▸ SUPPLIED INFORMATION:

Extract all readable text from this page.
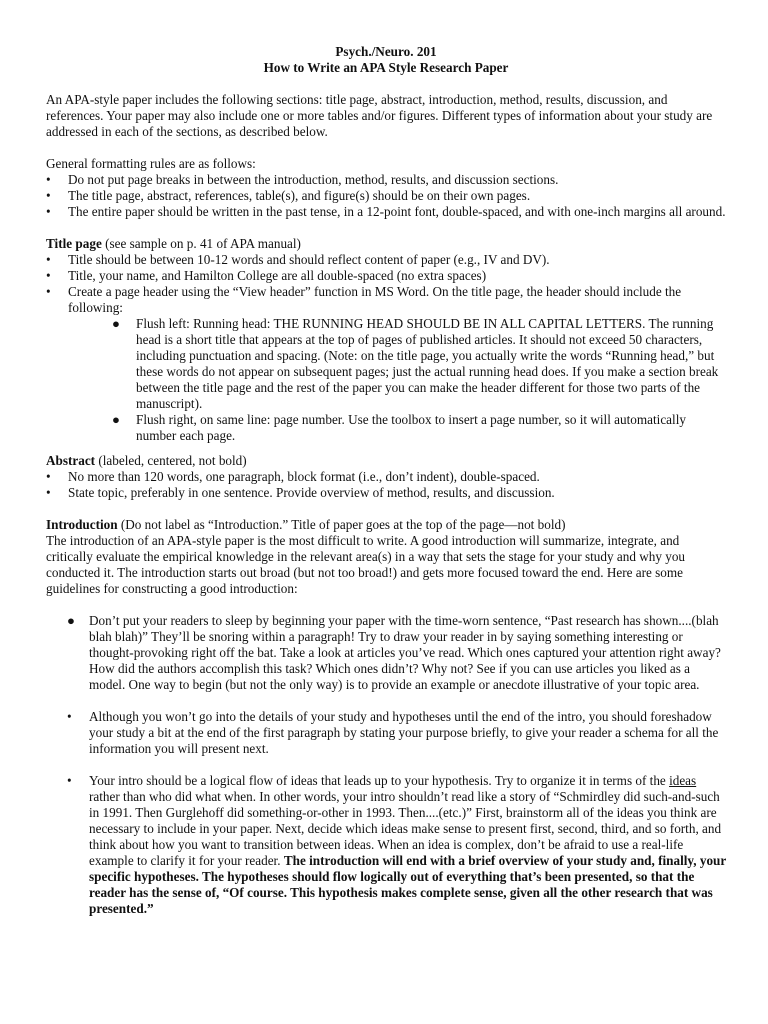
Psych./Neuro. 201

How to Write an APA Style Research Paper

An APA-style paper includes the following sections: title page, abstract, introduction, method, results, discussion, and references. Your paper may also include one or more tables and/or figures. Different types of information about your study are addressed in each of the sections, as described below.

General formatting rules are as follows:

• Do not put page breaks in between the introduction, method, results, and discussion sections.
• The title page, abstract, references, table(s), and figure(s) should be on their own pages.
• The entire paper should be written in the past tense, in a 12-point font, double-spaced, and with one-inch margins all around.

Title page (see sample on p. 41 of APA manual)

• Title should be between 10-12 words and should reflect content of paper (e.g., IV and DV).
• Title, your name, and Hamilton College are all double-spaced (no extra spaces)
• Create a page header using the “View header” function in MS Word. On the title page, the header should include the following:
● Flush left: Running head: THE RUNNING HEAD SHOULD BE IN ALL CAPITAL LETTERS. The running head is a short title that appears at the top of pages of published articles. It should not exceed 50 characters, including punctuation and spacing. (Note: on the title page, you actually write the words “Running head,” but these words do not appear on subsequent pages; just the actual running head does. If you make a section break between the title page and the rest of the paper you can make the header different for those two parts of the manuscript).
● Flush right, on same line: page number. Use the toolbox to insert a page number, so it will automatically number each page.

Abstract (labeled, centered, not bold)

• No more than 120 words, one paragraph, block format (i.e., don’t indent), double-spaced.
• State topic, preferably in one sentence. Provide overview of method, results, and discussion.

Introduction (Do not label as “Introduction.” Title of paper goes at the top of the page—not bold)

The introduction of an APA-style paper is the most difficult to write. A good introduction will summarize, integrate, and critically evaluate the empirical knowledge in the relevant area(s) in a way that sets the stage for your study and why you conducted it. The introduction starts out broad (but not too broad!) and gets more focused toward the end. Here are some guidelines for constructing a good introduction:

● Don’t put your readers to sleep by beginning your paper with the time-worn sentence, “Past research has shown....(blah blah blah)” They’ll be snoring within a paragraph! Try to draw your reader in by saying something interesting or thought-provoking right off the bat. Take a look at articles you’ve read. Which ones captured your attention right away? How did the authors accomplish this task? Which ones didn’t? Why not? See if you can use articles you liked as a model. One way to begin (but not the only way) is to provide an example or anecdote illustrative of your topic area.
• Although you won’t go into the details of your study and hypotheses until the end of the intro, you should foreshadow your study a bit at the end of the first paragraph by stating your purpose briefly, to give your reader a schema for all the information you will present next.
• Your intro should be a logical flow of ideas that leads up to your hypothesis. Try to organize it in terms of the ideas rather than who did what when. In other words, your intro shouldn’t read like a story of “Schmirdley did such-and-such in 1991. Then Gurglehoff did something-or-other in 1993. Then....(etc.)” First, brainstorm all of the ideas you think are necessary to include in your paper. Next, decide which ideas make sense to present first, second, third, and so forth, and think about how you want to transition between ideas. When an idea is complex, don’t be afraid to use a real-life example to clarify it for your reader. The introduction will end with a brief overview of your study and, finally, your specific hypotheses. The hypotheses should flow logically out of everything that’s been presented, so that the reader has the sense of, “Of course. This hypothesis makes complete sense, given all the other research that was presented.”
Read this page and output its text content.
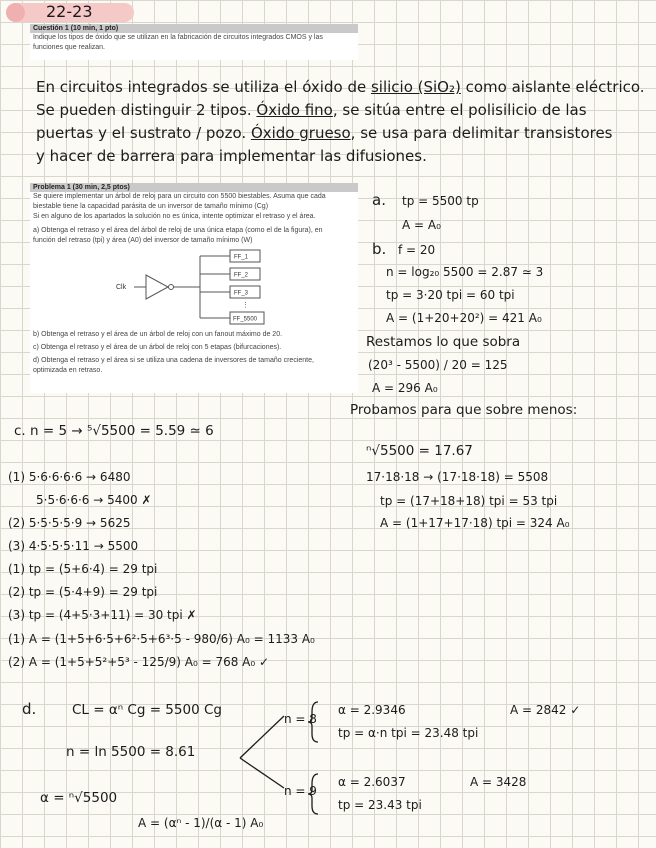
22-23
Cuestión 1 (10 min, 1 pto)

Indique los tipos de óxido que se utilizan en la fabricación de circuitos integrados CMOS y las

funciones que realizan.

En circuitos integrados se utiliza el óxido de silicio (SiO₂) como aislante eléctrico.
Se pueden distinguir 2 tipos. Óxido fino, se sitúa entre el polisilicio de las
puertas y el sustrato / pozo. Óxido grueso, se usa para delimitar transistores
y hacer de barrera para implementar las difusiones.
Problema 1 (30 min, 2,5 ptos)

Se quiere implementar un árbol de reloj para un circuito con 5500 biestables. Asuma que cada

biestable tiene la capacidad parásita de un inversor de tamaño mínimo (Cg)

Si en alguno de los apartados la solución no es única, intente optimizar el retraso y el área.

a) Obtenga el retraso y el área del árbol de reloj de una única etapa (como el de la figura), en

función del retraso (tpi) y área (A0) del inversor de tamaño mínimo (W)

Clk
FF_1
FF_2
FF_3
FF_5500
⋮

b) Obtenga el retraso y el área de un árbol de reloj con un fanout máximo de 20.

c) Obtenga el retraso y el área de un árbol de reloj con 5 etapas (bifurcaciones).

d) Obtenga el retraso y el área si se utiliza una cadena de inversores de tamaño creciente,

optimizada en retraso.

a. tp = 5500 tp
A = A₀
b. f = 20
n = log₂₀ 5500 = 2.87 ≃ 3
tp = 3·20 tpi = 60 tpi
A = (1+20+20²) = 421 A₀
Restamos lo que sobra
(20³ - 5500) / 20 = 125
A = 296 A₀
Probamos para que sobre menos:
ⁿ√5500 = 17.67
17·18·18 → (17·18·18) = 5508
tp = (17+18+18) tpi = 53 tpi
A = (1+17+17·18) tpi = 324 A₀
c. n = 5 → ⁵√5500 = 5.59 ≃ 6
(1) 5·6·6·6·6 → 6480
5·5·6·6·6 → 5400 ✗
(2) 5·5·5·5·9 → 5625
(3) 4·5·5·5·11 → 5500
(1) tp = (5+6·4) = 29 tpi
(2) tp = (5·4+9) = 29 tpi
(3) tp = (4+5·3+11) = 30 tpi ✗
(1) A = (1+5+6·5+6²·5+6³·5 - 980/6) A₀ = 1133 A₀
(2) A = (1+5+5²+5³ - 125/9) A₀ = 768 A₀ ✓
d.	CL = αⁿ Cg = 5500 Cg
n = ln 5500 = 8.61
α = ⁿ√5500
A = (αⁿ - 1)/(α - 1) A₀
n = 8
α = 2.9346
tp = α·n tpi = 23.48 tpi
A = 2842 ✓
n = 9
α = 2.6037
tp = 23.43 tpi
A = 3428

▸ WHAT TO WORK ON:
Using the listing above, pick out each line that contains the word "right", then copy it.

▸ PROBLEM SOLUTION:
● Flush right, on same line: page number. Use the toolbox to insert a page number, so it will automatically number each page.
● Don’t put your readers to sleep by beginning your paper with the time-worn sentence, “Past research has shown....(blah blah blah)” They’ll be snoring within a paragraph! Try to draw your reader in by saying something interesting or thought-provoking right off the bat. Take a look at articles you’ve read. Which ones captured your attention right away? How did the authors accomplish this task? Which ones didn’t? Why not? See if you can use articles you liked as a model. One way to begin (but not the only way) is to provide an example or anecdote illustrative of your topic area.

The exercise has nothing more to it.